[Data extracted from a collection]
§ §

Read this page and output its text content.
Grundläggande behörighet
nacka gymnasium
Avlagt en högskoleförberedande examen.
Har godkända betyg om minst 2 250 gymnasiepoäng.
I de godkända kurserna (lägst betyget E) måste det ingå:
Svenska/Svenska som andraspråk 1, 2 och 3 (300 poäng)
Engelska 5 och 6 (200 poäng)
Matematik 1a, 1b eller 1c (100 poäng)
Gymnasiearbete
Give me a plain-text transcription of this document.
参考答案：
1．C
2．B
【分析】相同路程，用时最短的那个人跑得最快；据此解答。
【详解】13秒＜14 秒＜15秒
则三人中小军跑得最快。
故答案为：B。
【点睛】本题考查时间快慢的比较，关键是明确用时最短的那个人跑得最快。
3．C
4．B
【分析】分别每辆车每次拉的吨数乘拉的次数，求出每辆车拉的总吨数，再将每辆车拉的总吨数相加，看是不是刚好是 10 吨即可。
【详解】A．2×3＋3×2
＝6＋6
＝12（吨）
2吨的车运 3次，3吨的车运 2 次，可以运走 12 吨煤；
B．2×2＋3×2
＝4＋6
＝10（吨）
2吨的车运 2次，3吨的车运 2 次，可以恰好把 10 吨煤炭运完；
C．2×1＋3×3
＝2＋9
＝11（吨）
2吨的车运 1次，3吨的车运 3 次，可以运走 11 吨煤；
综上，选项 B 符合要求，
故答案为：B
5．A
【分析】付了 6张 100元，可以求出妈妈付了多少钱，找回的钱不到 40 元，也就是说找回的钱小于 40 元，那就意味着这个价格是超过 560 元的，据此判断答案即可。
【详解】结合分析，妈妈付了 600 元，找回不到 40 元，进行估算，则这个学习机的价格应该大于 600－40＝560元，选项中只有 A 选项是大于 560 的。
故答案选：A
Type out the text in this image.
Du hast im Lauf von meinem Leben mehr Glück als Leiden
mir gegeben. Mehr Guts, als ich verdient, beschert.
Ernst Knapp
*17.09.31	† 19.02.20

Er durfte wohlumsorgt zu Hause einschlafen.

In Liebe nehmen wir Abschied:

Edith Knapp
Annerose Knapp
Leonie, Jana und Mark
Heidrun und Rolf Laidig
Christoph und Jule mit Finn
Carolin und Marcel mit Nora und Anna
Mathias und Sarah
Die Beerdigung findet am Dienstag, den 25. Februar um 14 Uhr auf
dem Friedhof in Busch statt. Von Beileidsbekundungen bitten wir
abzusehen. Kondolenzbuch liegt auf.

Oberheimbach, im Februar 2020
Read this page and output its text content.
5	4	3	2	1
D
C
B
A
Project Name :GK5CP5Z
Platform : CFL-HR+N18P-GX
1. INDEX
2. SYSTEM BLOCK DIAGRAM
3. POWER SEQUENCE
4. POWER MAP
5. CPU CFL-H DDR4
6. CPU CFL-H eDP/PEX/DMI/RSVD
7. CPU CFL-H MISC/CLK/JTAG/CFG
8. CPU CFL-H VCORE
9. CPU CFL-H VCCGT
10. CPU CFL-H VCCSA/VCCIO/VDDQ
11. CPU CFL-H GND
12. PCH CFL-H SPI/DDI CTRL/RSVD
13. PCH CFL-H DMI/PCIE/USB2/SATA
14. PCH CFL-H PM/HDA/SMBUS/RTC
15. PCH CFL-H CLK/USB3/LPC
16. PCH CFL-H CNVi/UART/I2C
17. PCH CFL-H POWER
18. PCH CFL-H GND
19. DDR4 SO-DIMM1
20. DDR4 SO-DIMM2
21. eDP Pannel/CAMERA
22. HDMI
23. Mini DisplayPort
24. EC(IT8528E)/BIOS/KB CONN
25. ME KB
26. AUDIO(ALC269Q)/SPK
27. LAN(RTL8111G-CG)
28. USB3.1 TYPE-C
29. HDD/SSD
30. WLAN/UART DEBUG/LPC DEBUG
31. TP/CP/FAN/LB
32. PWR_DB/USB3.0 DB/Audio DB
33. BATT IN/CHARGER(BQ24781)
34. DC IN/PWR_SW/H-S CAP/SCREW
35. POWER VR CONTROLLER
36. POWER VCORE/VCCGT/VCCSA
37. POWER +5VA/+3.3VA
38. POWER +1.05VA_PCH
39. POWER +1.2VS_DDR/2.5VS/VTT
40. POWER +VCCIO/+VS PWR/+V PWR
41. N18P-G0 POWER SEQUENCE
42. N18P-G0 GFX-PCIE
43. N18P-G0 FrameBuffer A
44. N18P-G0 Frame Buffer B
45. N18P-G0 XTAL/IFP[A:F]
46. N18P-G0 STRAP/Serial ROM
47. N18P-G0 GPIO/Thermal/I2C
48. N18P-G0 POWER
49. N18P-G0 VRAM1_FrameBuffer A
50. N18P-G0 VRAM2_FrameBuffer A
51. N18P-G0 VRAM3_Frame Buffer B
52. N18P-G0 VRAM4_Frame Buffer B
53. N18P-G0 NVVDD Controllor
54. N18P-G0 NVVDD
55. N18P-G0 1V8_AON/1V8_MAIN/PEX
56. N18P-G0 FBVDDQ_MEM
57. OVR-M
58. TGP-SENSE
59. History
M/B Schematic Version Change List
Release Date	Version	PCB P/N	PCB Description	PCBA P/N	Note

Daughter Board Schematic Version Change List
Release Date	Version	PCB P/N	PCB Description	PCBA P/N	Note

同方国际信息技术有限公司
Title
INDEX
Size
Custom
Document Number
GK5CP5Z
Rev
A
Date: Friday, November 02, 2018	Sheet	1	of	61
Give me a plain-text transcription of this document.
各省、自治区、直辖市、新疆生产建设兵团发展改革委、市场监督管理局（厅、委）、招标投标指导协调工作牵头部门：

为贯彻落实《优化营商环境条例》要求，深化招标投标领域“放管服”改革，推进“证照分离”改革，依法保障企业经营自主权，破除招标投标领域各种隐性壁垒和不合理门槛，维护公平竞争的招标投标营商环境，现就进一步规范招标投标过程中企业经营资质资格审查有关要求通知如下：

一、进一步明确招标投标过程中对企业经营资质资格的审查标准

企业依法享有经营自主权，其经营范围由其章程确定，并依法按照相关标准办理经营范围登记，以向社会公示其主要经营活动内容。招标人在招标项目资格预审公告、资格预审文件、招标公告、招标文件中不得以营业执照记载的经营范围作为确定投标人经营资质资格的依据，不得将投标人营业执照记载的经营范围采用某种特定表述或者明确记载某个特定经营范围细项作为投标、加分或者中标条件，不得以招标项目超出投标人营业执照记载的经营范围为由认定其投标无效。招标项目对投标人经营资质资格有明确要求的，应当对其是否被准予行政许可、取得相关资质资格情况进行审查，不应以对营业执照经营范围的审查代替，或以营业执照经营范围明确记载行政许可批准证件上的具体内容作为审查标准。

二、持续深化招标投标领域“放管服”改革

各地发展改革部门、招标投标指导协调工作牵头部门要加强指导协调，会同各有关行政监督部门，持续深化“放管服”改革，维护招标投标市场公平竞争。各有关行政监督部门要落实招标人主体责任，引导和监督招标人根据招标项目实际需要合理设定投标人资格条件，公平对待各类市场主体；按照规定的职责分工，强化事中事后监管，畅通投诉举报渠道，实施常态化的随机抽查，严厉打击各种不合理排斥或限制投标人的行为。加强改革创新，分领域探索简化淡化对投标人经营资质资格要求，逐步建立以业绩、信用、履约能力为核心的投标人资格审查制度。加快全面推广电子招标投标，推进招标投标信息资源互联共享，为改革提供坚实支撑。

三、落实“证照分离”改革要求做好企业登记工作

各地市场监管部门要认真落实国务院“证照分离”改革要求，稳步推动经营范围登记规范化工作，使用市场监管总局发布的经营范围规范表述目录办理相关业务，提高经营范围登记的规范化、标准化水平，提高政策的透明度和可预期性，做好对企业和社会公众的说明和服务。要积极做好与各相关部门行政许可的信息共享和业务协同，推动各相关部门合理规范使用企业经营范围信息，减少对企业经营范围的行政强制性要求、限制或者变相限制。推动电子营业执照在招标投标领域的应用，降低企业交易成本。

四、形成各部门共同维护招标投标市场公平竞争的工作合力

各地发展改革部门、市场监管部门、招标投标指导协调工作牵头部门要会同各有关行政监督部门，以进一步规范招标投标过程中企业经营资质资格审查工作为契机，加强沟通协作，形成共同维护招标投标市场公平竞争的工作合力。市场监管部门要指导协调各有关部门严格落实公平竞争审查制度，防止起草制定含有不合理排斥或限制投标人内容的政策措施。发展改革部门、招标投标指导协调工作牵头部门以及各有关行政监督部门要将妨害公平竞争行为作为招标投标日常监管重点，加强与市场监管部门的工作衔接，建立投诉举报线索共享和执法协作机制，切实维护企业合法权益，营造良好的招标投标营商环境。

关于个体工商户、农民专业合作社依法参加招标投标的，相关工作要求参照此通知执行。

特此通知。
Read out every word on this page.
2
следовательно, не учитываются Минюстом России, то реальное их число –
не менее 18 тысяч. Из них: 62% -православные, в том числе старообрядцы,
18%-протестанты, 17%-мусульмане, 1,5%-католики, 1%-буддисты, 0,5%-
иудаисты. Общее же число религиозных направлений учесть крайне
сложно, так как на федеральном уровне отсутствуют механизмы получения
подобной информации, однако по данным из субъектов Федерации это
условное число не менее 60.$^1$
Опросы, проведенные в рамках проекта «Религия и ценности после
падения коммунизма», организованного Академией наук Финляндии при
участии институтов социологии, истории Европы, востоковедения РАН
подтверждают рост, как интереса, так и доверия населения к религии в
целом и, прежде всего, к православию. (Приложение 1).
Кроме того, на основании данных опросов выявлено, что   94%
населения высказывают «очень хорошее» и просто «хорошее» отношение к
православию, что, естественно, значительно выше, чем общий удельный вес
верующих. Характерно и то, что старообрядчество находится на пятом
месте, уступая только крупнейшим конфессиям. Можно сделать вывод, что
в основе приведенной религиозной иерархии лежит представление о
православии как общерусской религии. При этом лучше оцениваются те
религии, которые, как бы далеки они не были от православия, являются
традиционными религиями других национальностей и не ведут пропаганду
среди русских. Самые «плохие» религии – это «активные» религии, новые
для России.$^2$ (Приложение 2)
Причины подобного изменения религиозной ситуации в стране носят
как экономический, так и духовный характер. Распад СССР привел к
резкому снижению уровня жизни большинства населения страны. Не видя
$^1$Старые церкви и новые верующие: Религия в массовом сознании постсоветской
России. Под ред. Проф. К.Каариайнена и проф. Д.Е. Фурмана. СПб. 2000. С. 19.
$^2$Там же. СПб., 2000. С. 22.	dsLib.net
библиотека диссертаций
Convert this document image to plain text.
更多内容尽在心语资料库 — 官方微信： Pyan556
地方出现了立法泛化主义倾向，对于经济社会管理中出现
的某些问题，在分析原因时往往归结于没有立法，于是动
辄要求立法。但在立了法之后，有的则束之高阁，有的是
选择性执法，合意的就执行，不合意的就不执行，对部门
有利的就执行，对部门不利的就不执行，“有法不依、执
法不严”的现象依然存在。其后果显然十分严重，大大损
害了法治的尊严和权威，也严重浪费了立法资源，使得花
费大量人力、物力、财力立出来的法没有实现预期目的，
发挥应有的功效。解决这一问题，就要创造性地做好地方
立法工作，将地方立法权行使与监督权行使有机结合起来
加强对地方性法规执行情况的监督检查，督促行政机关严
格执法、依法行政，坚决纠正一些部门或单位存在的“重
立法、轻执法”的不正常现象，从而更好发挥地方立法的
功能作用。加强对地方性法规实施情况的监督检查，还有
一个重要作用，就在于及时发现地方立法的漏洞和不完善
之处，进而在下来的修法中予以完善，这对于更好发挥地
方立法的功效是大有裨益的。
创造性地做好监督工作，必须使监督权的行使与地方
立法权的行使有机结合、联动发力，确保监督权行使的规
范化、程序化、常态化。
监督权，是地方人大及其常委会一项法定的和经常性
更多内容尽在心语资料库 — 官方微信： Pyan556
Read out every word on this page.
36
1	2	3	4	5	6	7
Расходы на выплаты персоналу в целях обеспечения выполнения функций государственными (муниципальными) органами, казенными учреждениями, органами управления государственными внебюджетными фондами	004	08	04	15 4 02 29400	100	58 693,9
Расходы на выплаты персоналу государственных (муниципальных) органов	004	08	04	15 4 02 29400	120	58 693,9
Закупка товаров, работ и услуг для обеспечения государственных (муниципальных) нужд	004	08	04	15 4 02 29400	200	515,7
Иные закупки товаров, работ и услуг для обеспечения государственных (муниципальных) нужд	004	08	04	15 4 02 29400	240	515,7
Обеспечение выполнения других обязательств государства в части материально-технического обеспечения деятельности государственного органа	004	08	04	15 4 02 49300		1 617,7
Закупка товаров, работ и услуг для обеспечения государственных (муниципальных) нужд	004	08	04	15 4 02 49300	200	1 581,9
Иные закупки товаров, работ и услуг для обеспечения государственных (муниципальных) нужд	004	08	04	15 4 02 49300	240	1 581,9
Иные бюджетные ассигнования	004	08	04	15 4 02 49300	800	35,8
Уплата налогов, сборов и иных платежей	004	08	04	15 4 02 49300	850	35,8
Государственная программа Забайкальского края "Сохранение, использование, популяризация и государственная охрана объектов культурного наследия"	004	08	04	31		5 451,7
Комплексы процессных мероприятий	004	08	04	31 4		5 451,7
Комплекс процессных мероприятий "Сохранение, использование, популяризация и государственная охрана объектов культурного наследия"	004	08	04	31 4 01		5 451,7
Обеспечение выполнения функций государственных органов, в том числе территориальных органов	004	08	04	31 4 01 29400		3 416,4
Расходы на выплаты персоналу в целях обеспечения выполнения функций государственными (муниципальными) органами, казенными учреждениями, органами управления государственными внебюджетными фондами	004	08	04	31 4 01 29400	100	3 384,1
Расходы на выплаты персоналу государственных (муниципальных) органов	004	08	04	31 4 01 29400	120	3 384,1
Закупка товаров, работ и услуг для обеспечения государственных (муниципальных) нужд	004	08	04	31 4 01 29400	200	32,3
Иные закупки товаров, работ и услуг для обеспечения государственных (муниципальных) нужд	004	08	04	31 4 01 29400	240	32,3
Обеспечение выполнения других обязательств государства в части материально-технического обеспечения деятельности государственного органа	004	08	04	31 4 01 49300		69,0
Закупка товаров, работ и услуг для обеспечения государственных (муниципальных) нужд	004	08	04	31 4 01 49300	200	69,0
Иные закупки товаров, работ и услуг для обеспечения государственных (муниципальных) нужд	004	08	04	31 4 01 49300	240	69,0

§ §

**Exercise details**
Find each line in the records holding the string "RSVD" and show it.

**Answer to the exercise**
6. CPU CFL-H eDP/PEX/DMI/RSVD
12. PCH CFL-H SPI/DDI CTRL/RSVD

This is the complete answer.